(Figure collection entries)
>>>>>

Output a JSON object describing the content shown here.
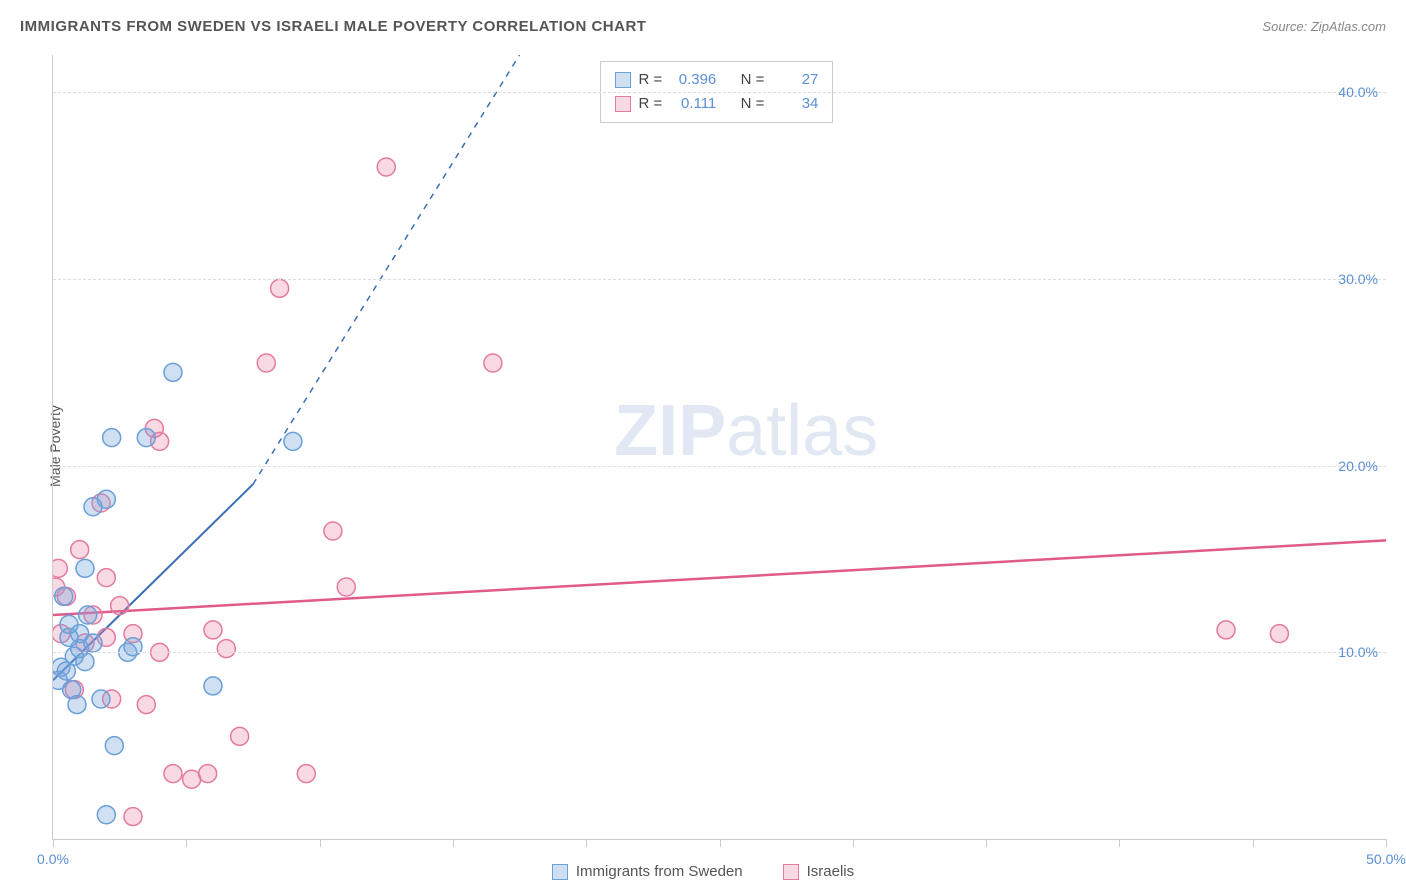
{
  "header": {
    "title": "IMMIGRANTS FROM SWEDEN VS ISRAELI MALE POVERTY CORRELATION CHART",
    "source_label": "Source:",
    "source_name": "ZipAtlas.com"
  },
  "y_axis_label": "Male Poverty",
  "watermark": {
    "bold": "ZIP",
    "rest": "atlas"
  },
  "chart": {
    "type": "scatter",
    "xlim": [
      0,
      50
    ],
    "ylim": [
      0,
      42
    ],
    "x_ticks": [
      0,
      5,
      10,
      15,
      20,
      25,
      30,
      35,
      40,
      45,
      50
    ],
    "x_tick_labels": {
      "0": "0.0%",
      "50": "50.0%"
    },
    "y_ticks": [
      10,
      20,
      30,
      40
    ],
    "y_tick_labels": {
      "10": "10.0%",
      "20": "20.0%",
      "30": "30.0%",
      "40": "40.0%"
    },
    "grid_color": "#dddddd",
    "background_color": "#ffffff",
    "marker_radius": 9,
    "marker_stroke_width": 1.5,
    "series": [
      {
        "key": "sweden",
        "label": "Immigrants from Sweden",
        "fill": "rgba(120,165,220,0.35)",
        "stroke": "#6a9fd8",
        "R_label": "R =",
        "R": "0.396",
        "N_label": "N =",
        "N": "27",
        "trend": {
          "x1": 0,
          "y1": 8.5,
          "x2": 7.5,
          "y2": 19,
          "dash_to_x": 17.5,
          "dash_to_y": 42,
          "color": "#3b6fb5",
          "width": 2
        },
        "points": [
          [
            0.3,
            9.2
          ],
          [
            0.5,
            9.0
          ],
          [
            0.8,
            9.8
          ],
          [
            1.0,
            10.2
          ],
          [
            1.2,
            9.5
          ],
          [
            0.7,
            8.0
          ],
          [
            1.5,
            10.5
          ],
          [
            1.0,
            11.0
          ],
          [
            0.6,
            10.8
          ],
          [
            2.0,
            18.2
          ],
          [
            2.2,
            21.5
          ],
          [
            3.5,
            21.5
          ],
          [
            4.5,
            25.0
          ],
          [
            1.5,
            17.8
          ],
          [
            1.2,
            14.5
          ],
          [
            0.4,
            13.0
          ],
          [
            2.0,
            1.3
          ],
          [
            2.3,
            5.0
          ],
          [
            6.0,
            8.2
          ],
          [
            2.8,
            10.0
          ],
          [
            1.8,
            7.5
          ],
          [
            0.9,
            7.2
          ],
          [
            1.3,
            12.0
          ],
          [
            3.0,
            10.3
          ],
          [
            9.0,
            21.3
          ],
          [
            0.2,
            8.5
          ],
          [
            0.6,
            11.5
          ]
        ]
      },
      {
        "key": "israelis",
        "label": "Israelis",
        "fill": "rgba(235,130,165,0.30)",
        "stroke": "#e47aa0",
        "R_label": "R =",
        "R": "0.111",
        "N_label": "N =",
        "N": "34",
        "trend": {
          "x1": 0,
          "y1": 12.0,
          "x2": 50,
          "y2": 16.0,
          "color": "#e05a8a",
          "width": 2.5
        },
        "points": [
          [
            0.1,
            13.5
          ],
          [
            0.5,
            13.0
          ],
          [
            1.0,
            15.5
          ],
          [
            1.5,
            12.0
          ],
          [
            2.0,
            14.0
          ],
          [
            3.0,
            11.0
          ],
          [
            2.2,
            7.5
          ],
          [
            3.5,
            7.2
          ],
          [
            1.2,
            10.5
          ],
          [
            0.3,
            11.0
          ],
          [
            4.0,
            21.3
          ],
          [
            3.8,
            22.0
          ],
          [
            8.0,
            25.5
          ],
          [
            8.5,
            29.5
          ],
          [
            12.5,
            36.0
          ],
          [
            16.5,
            25.5
          ],
          [
            10.5,
            16.5
          ],
          [
            11.0,
            13.5
          ],
          [
            6.5,
            10.2
          ],
          [
            7.0,
            5.5
          ],
          [
            4.5,
            3.5
          ],
          [
            5.2,
            3.2
          ],
          [
            5.8,
            3.5
          ],
          [
            9.5,
            3.5
          ],
          [
            3.0,
            1.2
          ],
          [
            4.0,
            10.0
          ],
          [
            44.0,
            11.2
          ],
          [
            46.0,
            11.0
          ],
          [
            1.8,
            18.0
          ],
          [
            2.5,
            12.5
          ],
          [
            0.2,
            14.5
          ],
          [
            0.8,
            8.0
          ],
          [
            6.0,
            11.2
          ],
          [
            2.0,
            10.8
          ]
        ]
      }
    ]
  },
  "legend": {
    "sweden": "Immigrants from Sweden",
    "israelis": "Israelis"
  }
}
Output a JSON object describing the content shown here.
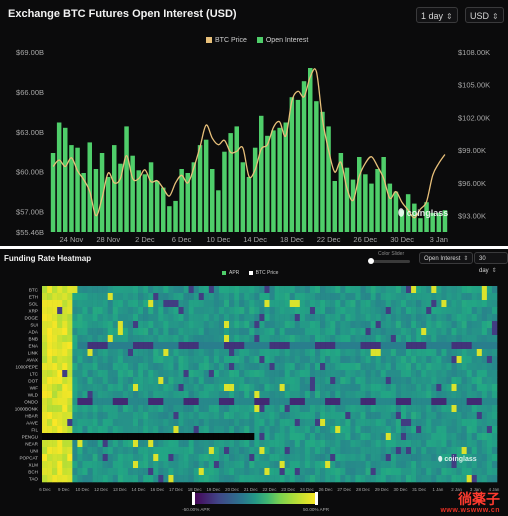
{
  "top": {
    "title": "Exchange BTC Futures Open Interest (USD)",
    "interval": "1 day",
    "currency": "USD",
    "watermark": "coinglass"
  },
  "bottom": {
    "title": "Funding Rate Heatmap",
    "color_slider_label": "Color Slider",
    "metric_select": "Open Interest",
    "range_select": "30 day",
    "watermark": "coinglass"
  },
  "corner_watermark": {
    "main": "徜薬子",
    "sub": "www.wswww.cn"
  },
  "chart_data": [
    {
      "type": "bar",
      "title": "Exchange BTC Futures Open Interest (USD)",
      "series": [
        {
          "name": "Open Interest",
          "color": "#4fce6a",
          "axis": "left",
          "values": [
            61.4,
            63.7,
            63.3,
            62.0,
            61.8,
            59.9,
            62.2,
            60.2,
            61.4,
            59.6,
            62.0,
            60.6,
            63.4,
            61.2,
            60.1,
            59.8,
            60.7,
            59.3,
            58.8,
            57.4,
            57.8,
            60.2,
            59.9,
            60.7,
            62.0,
            62.4,
            60.2,
            58.6,
            61.5,
            62.9,
            63.4,
            60.7,
            59.6,
            61.8,
            64.2,
            62.7,
            63.1,
            63.3,
            63.7,
            65.6,
            65.4,
            66.8,
            67.8,
            65.3,
            64.5,
            63.4,
            59.3,
            61.4,
            60.3,
            59.4,
            61.1,
            59.8,
            59.1,
            60.2,
            61.1,
            59.1,
            58.5,
            57.1,
            58.3,
            57.6,
            56.5,
            57.7,
            56.9,
            56.9,
            57.1
          ]
        },
        {
          "name": "BTC Price",
          "color": "#e8c07a",
          "axis": "right",
          "values": [
            97.5,
            98.1,
            97.5,
            98.3,
            97.1,
            96.3,
            95.2,
            93.0,
            94.6,
            96.9,
            96.0,
            96.4,
            98.5,
            96.4,
            96.4,
            97.2,
            96.1,
            96.2,
            95.5,
            94.8,
            96.0,
            96.7,
            96.0,
            97.4,
            99.3,
            101.3,
            100.1,
            99.5,
            99.9,
            98.8,
            98.9,
            99.2,
            96.6,
            97.2,
            99.1,
            99.5,
            101.1,
            101.6,
            100.3,
            103.5,
            104.4,
            103.9,
            105.7,
            106.2,
            101.8,
            99.0,
            97.0,
            97.9,
            95.5,
            94.4,
            96.6,
            97.8,
            98.4,
            97.5,
            96.4,
            94.6,
            95.2,
            94.2,
            93.5,
            92.8,
            93.6,
            94.3,
            96.7,
            97.8,
            98.6
          ]
        }
      ],
      "x_tick_labels": [
        "24 Nov",
        "28 Nov",
        "2 Dec",
        "6 Dec",
        "10 Dec",
        "14 Dec",
        "18 Dec",
        "22 Dec",
        "26 Dec",
        "30 Dec",
        "3 Jan"
      ],
      "y_left_ticks": [
        "$55.46B",
        "$57.00B",
        "$60.00B",
        "$63.00B",
        "$66.00B",
        "$69.00B"
      ],
      "y_right_ticks": [
        "$93.00K",
        "$96.00K",
        "$99.00K",
        "$102.00K",
        "$105.00K",
        "$108.00K"
      ],
      "ylim_left": [
        55.46,
        69
      ],
      "ylim_right": [
        91.5,
        108
      ],
      "legend_position": "top-center",
      "grid": false
    },
    {
      "type": "heatmap",
      "title": "Funding Rate Heatmap",
      "rows": [
        "BTC",
        "ETH",
        "SOL",
        "XRP",
        "DOGE",
        "SUI",
        "ADA",
        "BNB",
        "ENA",
        "LINK",
        "AVAX",
        "1000PEPE",
        "LTC",
        "DOT",
        "WIF",
        "WLD",
        "ONDO",
        "1000BONK",
        "HBAR",
        "AAVE",
        "FIL",
        "PENGU",
        "NEAR",
        "UNI",
        "POPCAT",
        "XLM",
        "BCH",
        "TAO"
      ],
      "x_tick_labels": [
        "6 Dec",
        "9 Dec",
        "10 Dec",
        "12 Dec",
        "13 Dec",
        "14 Dec",
        "16 Dec",
        "17 Dec",
        "18 Dec",
        "19 Dec",
        "20 Dec",
        "21 Dec",
        "22 Dec",
        "23 Dec",
        "24 Dec",
        "26 Dec",
        "27 Dec",
        "28 Dec",
        "29 Dec",
        "30 Dec",
        "31 Dec",
        "1 Jan",
        "2 Jan",
        "3 Jan",
        "4 Jan"
      ],
      "color_scale_min": "-50.00% APR",
      "color_scale_max": "50.00% APR",
      "colormap": "viridis",
      "legend": [
        "APR",
        "BTC Price"
      ],
      "missing_row": "PENGU",
      "grid": false
    }
  ]
}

<<<<<

WHAT YOU WILL DO:
Work out how many lines of the material above contain the word "fill", then give only that figure.

SOLUTION TO THIS EXERCISE:
2